## DATA PROVIDED
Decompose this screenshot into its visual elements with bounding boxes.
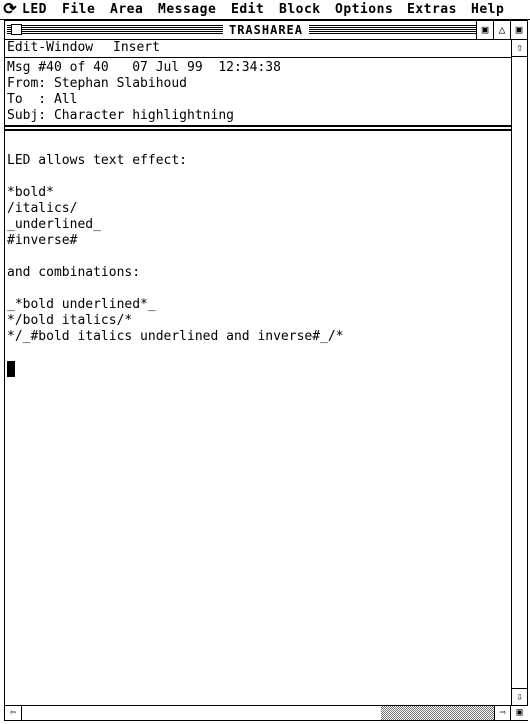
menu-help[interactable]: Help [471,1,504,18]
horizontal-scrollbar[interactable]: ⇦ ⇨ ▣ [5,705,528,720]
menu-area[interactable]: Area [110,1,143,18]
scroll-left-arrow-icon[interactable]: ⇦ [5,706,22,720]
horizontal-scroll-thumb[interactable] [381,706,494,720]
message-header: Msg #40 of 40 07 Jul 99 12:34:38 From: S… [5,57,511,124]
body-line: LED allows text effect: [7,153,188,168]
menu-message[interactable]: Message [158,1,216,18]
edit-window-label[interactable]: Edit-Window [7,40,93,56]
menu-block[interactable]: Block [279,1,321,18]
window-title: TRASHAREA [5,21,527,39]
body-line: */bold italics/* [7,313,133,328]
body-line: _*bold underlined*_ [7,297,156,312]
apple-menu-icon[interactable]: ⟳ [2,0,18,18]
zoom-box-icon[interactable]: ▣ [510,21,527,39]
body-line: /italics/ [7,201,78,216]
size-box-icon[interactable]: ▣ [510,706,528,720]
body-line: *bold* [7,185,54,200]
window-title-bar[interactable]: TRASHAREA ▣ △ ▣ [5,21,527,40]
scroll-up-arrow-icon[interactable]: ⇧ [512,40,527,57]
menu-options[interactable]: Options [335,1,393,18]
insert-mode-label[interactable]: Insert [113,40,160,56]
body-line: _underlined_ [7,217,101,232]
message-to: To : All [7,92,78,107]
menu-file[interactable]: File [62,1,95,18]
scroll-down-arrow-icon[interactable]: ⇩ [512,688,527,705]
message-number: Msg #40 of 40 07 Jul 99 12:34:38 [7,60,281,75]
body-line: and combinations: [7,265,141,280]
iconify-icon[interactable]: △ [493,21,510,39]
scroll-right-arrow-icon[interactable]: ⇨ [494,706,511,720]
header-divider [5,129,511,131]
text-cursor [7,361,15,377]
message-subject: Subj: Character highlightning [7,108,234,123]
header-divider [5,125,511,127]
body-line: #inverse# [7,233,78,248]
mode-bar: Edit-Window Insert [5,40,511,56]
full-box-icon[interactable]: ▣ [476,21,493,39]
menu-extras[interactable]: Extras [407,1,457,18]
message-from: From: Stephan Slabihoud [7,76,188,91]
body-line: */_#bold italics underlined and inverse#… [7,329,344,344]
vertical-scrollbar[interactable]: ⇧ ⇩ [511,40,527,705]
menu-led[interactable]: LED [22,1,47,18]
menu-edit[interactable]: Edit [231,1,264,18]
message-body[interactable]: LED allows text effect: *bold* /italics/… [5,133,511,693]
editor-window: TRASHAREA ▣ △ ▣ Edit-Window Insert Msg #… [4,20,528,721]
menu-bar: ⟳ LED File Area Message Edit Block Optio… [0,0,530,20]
* * *
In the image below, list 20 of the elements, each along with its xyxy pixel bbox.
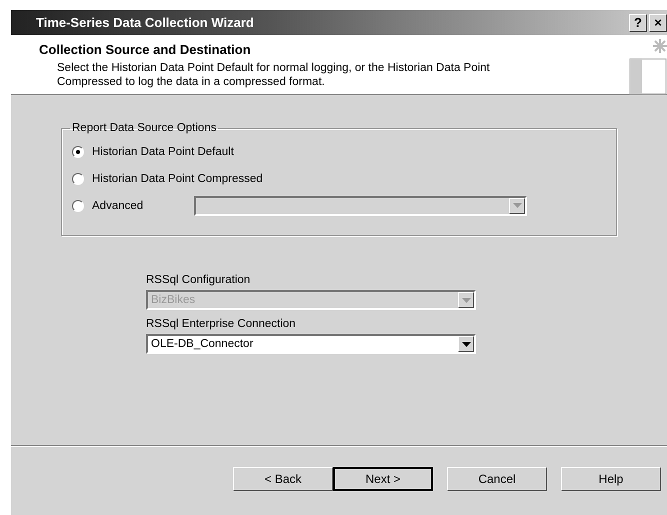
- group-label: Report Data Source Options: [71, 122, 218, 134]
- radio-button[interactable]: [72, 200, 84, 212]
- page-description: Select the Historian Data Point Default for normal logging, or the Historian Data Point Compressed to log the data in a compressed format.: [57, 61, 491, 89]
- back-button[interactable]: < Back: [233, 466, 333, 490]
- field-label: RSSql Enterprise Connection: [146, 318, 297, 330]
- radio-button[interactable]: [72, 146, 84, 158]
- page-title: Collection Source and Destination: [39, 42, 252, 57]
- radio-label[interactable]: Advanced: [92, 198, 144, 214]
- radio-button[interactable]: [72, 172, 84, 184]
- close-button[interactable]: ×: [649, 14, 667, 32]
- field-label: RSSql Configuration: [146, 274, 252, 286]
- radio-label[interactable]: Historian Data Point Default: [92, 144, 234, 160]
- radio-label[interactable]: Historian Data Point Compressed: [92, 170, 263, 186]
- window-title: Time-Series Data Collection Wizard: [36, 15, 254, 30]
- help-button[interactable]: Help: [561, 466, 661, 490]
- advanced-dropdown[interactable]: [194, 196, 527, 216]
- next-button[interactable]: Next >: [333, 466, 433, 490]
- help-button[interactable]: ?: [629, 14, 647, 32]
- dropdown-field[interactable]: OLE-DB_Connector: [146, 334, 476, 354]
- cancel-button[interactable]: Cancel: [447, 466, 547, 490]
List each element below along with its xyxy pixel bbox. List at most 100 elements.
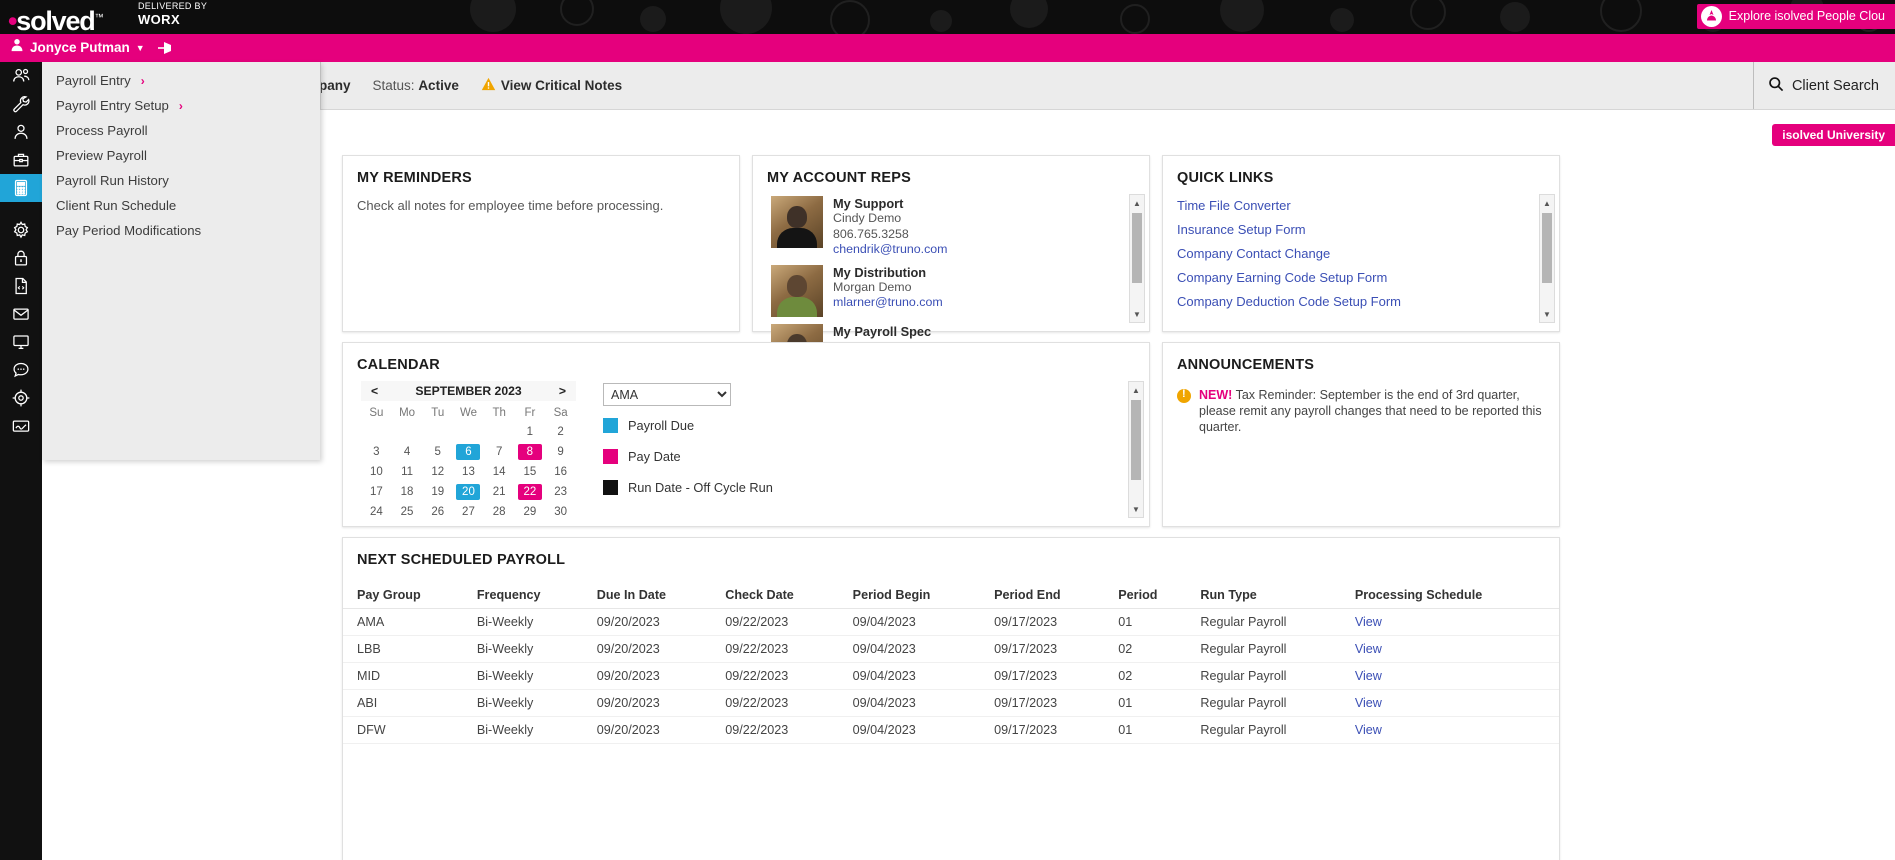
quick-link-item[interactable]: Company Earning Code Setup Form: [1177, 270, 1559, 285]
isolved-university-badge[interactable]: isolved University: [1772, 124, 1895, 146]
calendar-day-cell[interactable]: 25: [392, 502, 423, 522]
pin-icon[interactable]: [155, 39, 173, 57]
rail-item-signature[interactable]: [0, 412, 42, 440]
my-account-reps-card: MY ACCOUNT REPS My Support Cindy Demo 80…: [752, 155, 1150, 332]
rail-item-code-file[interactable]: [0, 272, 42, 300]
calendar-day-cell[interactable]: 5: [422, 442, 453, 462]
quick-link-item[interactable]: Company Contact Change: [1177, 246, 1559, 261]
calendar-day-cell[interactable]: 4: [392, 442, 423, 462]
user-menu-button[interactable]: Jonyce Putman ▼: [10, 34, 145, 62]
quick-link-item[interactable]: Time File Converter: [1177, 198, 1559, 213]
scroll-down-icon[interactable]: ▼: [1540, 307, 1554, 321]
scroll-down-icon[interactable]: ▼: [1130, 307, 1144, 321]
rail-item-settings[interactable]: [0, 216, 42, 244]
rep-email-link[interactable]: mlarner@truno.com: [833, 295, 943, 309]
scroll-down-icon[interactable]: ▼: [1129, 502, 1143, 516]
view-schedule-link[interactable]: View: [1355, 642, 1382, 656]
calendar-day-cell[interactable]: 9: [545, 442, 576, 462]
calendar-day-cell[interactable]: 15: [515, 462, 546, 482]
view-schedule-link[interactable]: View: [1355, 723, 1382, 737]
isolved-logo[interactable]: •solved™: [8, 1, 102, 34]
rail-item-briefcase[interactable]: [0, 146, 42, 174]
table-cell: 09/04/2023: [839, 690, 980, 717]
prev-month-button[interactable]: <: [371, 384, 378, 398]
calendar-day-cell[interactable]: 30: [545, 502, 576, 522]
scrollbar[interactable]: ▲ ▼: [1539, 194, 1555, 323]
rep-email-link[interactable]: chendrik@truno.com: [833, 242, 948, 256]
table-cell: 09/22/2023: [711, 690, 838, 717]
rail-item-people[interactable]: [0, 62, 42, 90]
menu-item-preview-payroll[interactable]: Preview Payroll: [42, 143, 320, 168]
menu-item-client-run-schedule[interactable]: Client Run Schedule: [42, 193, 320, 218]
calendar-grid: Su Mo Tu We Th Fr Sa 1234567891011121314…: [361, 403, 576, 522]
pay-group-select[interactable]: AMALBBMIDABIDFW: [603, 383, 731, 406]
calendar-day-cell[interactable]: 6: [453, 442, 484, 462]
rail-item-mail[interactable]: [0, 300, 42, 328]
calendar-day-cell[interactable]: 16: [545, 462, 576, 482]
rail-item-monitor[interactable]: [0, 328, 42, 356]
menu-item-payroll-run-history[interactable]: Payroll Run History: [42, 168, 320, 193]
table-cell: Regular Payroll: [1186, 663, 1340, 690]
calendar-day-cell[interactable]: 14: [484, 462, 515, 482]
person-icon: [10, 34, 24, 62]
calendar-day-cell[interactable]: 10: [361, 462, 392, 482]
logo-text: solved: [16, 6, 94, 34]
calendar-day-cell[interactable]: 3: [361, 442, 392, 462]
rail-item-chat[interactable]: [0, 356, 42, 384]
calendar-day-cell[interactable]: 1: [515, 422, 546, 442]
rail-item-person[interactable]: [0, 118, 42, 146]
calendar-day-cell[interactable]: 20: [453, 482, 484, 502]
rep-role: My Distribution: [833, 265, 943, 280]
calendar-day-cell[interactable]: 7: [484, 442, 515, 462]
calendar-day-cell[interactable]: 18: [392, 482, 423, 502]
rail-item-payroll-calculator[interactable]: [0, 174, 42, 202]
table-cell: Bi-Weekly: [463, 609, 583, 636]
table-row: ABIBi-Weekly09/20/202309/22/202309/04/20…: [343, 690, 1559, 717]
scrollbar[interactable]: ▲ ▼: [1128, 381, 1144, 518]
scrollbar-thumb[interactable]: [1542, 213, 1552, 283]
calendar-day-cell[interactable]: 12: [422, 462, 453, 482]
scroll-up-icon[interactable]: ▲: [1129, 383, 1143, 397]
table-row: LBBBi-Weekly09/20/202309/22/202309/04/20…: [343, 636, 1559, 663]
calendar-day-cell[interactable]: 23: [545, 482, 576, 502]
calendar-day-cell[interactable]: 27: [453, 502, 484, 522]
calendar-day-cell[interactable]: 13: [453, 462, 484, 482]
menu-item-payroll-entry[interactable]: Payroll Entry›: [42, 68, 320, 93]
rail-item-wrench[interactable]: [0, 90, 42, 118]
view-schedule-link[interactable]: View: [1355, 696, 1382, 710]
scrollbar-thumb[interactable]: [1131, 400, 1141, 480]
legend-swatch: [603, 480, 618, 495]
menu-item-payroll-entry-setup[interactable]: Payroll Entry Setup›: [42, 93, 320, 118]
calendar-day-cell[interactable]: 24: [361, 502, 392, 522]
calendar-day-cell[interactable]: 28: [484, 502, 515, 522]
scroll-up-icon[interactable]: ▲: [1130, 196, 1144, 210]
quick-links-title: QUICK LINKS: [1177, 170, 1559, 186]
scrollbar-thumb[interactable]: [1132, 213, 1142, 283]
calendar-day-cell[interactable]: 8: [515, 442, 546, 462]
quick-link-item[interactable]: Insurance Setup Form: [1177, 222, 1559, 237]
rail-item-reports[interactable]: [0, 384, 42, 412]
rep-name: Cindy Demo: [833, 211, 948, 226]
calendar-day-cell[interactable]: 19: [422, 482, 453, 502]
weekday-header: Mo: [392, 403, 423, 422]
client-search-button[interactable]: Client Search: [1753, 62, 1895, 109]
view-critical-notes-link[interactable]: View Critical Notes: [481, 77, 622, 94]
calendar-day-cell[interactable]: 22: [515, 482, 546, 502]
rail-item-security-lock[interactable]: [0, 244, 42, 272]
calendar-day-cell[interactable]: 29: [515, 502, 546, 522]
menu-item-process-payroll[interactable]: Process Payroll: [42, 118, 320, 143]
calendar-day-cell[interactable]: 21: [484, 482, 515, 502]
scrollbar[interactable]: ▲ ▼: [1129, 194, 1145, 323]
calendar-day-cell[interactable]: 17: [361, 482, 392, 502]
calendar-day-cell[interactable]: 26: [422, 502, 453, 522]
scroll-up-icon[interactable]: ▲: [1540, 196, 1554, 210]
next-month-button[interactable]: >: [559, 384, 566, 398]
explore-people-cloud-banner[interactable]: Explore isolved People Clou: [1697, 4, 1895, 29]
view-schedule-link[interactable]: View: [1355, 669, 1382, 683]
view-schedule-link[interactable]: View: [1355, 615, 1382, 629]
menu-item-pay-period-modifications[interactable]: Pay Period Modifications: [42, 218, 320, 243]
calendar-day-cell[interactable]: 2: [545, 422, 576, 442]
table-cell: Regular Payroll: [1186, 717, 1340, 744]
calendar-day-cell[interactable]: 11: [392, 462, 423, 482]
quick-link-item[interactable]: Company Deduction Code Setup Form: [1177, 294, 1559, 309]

## WRITTEN INSTRUCTION
How many lines in the rows above contain the string "title", with case taken into account? Reply with the number alone.

## FINAL ANSWER
5